Exercise description: Copy down every line where the string "活得瀟瀟灑灑" shows up.

Input data:
━━━━━━━━
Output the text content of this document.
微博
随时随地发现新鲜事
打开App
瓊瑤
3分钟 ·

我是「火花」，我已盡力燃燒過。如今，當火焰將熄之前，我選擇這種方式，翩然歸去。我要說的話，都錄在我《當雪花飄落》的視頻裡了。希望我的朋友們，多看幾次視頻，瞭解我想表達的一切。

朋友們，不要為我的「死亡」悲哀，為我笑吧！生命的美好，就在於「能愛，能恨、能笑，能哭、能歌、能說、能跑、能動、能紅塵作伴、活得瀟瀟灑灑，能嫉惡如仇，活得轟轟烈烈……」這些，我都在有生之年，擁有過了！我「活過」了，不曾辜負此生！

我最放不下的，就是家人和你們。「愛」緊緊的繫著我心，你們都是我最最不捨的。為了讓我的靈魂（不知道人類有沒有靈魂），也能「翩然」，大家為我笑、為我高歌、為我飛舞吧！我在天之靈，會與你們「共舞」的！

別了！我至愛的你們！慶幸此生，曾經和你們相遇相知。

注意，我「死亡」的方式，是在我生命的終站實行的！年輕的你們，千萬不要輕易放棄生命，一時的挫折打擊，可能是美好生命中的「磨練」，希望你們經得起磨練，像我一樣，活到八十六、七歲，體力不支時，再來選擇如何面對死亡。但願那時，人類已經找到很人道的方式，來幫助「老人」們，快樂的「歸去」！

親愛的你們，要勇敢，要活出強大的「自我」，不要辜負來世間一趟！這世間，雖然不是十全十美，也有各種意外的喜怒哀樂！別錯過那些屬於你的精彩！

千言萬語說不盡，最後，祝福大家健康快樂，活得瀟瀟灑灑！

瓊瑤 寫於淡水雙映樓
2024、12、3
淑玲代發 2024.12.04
━━━━━━━━
Output of the task:
朋友們，不要為我的「死亡」悲哀，為我笑吧！生命的美好，就在於「能愛，能恨、能笑，能哭、能歌、能說、能跑、能動、能紅塵作伴、活得瀟瀟灑灑，能嫉惡如仇，活得轟轟烈烈……」這些，我都在有生之年，擁有過了！我「活過」了，不曾辜負此生！
千言萬語說不盡，最後，祝福大家健康快樂，活得瀟瀟灑灑！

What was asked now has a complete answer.